-- EXERCISE GOAL --
Look through the listing for the word "более". Copy each line that has it.
-- begin --
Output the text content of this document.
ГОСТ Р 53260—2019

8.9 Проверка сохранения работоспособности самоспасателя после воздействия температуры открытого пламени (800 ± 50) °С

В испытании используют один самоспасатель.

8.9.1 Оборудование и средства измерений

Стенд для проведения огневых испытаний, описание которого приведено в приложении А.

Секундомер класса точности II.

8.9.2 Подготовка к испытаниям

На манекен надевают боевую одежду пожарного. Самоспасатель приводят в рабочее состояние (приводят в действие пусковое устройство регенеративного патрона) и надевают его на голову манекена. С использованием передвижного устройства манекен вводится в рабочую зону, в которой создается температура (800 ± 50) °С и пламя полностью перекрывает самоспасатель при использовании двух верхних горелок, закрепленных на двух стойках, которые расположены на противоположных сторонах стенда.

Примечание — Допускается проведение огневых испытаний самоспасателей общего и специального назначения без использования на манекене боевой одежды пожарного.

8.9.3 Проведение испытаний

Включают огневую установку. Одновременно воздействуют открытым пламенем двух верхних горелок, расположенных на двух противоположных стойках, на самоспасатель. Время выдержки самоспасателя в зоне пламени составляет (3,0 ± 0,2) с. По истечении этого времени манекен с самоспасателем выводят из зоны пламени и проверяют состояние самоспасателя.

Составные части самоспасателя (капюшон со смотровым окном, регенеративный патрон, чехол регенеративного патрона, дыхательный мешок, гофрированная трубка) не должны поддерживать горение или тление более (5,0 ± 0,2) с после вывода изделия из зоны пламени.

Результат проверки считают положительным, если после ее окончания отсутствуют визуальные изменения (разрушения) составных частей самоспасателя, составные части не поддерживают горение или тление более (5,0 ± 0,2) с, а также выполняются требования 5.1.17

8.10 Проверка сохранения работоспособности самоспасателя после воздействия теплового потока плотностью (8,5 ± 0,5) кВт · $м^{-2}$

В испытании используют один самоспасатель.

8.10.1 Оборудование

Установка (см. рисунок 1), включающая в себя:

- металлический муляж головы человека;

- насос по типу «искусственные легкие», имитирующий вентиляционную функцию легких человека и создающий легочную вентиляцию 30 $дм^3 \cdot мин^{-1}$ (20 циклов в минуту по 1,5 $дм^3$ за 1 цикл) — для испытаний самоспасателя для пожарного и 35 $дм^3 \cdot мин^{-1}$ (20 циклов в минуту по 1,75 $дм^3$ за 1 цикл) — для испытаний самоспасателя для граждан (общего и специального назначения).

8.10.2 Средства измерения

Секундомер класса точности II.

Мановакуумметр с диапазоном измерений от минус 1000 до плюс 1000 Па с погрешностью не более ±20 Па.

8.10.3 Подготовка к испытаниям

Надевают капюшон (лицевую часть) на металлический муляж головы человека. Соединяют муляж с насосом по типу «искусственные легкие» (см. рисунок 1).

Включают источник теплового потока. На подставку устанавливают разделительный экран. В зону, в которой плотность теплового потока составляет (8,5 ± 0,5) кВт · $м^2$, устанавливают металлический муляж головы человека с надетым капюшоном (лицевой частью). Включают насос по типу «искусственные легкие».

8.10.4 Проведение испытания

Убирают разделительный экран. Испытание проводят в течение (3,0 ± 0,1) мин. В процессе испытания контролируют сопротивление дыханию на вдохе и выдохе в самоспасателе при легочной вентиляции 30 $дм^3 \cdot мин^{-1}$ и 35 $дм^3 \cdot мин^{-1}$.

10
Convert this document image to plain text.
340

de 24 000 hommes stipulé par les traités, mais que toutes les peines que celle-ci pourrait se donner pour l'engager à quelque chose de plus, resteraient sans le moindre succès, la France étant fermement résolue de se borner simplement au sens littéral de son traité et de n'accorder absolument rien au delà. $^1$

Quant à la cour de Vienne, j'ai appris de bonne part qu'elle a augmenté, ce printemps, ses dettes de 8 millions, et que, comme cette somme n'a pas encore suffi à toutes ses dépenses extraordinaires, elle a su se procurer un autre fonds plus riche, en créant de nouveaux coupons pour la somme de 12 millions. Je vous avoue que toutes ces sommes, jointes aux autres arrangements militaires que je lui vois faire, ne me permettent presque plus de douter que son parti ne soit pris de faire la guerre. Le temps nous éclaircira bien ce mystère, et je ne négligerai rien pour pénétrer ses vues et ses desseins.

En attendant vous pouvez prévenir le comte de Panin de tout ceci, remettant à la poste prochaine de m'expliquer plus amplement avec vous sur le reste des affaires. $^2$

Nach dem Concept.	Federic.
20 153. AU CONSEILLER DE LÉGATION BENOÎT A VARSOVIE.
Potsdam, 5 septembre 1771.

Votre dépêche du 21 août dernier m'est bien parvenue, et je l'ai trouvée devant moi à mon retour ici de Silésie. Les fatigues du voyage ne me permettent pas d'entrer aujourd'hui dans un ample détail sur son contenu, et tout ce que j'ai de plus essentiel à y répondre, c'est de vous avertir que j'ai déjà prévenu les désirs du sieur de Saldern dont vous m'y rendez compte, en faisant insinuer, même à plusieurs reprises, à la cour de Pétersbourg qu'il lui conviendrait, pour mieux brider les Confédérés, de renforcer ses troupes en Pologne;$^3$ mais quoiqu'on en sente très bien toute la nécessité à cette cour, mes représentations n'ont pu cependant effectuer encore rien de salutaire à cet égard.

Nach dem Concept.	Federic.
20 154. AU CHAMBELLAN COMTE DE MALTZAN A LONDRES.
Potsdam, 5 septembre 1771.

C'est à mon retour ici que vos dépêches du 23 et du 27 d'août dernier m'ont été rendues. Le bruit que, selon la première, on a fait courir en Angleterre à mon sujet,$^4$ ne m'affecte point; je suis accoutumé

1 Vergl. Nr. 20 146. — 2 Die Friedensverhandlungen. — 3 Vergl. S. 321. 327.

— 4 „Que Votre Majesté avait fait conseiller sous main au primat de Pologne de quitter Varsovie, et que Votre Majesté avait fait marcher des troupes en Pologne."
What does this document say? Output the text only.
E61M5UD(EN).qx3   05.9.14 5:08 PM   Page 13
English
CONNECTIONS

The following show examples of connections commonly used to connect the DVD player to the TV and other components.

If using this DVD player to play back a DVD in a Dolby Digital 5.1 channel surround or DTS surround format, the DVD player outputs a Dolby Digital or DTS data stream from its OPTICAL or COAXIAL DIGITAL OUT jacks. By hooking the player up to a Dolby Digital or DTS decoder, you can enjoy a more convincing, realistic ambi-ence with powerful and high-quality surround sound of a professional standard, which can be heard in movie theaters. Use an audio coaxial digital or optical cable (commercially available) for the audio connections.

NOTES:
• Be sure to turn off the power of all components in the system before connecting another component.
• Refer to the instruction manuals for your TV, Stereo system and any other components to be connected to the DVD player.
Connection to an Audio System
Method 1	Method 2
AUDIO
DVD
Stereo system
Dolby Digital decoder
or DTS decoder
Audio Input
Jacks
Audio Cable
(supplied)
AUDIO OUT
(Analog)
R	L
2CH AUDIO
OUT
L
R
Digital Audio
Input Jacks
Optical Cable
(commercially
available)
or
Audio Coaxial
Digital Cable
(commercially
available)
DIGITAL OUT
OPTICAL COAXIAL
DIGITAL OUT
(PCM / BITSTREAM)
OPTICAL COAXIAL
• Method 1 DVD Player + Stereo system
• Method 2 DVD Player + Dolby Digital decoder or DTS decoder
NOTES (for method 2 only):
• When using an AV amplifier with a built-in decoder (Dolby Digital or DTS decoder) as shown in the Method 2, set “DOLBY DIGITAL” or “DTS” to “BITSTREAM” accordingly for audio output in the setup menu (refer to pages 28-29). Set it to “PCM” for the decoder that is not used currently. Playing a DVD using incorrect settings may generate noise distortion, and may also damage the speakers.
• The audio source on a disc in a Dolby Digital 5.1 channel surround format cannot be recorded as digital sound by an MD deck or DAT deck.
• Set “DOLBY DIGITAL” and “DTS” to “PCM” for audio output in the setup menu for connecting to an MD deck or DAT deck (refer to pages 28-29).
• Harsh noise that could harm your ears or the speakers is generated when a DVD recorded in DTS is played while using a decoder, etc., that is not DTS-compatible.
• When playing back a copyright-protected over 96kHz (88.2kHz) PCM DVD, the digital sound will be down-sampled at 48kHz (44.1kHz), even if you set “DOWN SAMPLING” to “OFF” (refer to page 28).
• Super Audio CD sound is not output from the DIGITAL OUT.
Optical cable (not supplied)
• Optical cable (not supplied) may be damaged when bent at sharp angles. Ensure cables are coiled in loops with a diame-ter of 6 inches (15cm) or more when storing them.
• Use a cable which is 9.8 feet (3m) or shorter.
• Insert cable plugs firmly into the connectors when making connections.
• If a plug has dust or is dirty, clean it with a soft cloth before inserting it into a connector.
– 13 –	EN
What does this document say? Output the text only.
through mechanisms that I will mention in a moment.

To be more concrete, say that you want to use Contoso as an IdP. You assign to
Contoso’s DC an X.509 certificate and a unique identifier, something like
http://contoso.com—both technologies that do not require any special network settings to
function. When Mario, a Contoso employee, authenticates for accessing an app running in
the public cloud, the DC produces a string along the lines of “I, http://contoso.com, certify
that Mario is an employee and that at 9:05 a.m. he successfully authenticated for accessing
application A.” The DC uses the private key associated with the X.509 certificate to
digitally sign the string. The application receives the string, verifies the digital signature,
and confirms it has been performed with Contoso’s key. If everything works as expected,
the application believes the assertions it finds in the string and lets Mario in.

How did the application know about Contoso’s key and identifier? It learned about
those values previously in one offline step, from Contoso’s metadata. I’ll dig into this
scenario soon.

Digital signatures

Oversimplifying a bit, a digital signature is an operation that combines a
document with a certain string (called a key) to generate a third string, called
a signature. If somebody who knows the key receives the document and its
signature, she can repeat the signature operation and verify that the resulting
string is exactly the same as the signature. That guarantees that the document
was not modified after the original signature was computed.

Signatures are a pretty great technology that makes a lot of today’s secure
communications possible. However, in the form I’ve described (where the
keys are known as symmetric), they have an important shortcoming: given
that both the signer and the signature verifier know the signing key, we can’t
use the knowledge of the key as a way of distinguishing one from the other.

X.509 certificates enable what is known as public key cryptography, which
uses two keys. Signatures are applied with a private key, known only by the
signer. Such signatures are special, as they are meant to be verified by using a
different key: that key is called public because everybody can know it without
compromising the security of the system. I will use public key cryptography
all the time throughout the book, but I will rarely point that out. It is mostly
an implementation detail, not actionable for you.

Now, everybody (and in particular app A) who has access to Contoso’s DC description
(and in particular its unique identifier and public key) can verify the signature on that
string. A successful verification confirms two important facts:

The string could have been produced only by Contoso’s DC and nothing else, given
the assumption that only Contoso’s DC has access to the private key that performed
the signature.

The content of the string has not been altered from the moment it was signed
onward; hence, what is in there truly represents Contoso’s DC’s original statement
-- end --
-- RIGHT ANSWER --
Составные части самоспасателя (капюшон со смотровым окном, регенеративный патрон, чехол регенеративного патрона, дыхательный мешок, гофрированная трубка) не должны поддерживать горение или тление более (5,0 ± 0,2) с после вывода изделия из зоны пламени.
Результат проверки считают положительным, если после ее окончания отсутствуют визуальные изменения (разрушения) составных частей самоспасателя, составные части не поддерживают горение или тление более (5,0 ± 0,2) с, а также выполняются требования 5.1.17
Мановакуумметр с диапазоном измерений от минус 1000 до плюс 1000 Па с погрешностью не более ±20 Па.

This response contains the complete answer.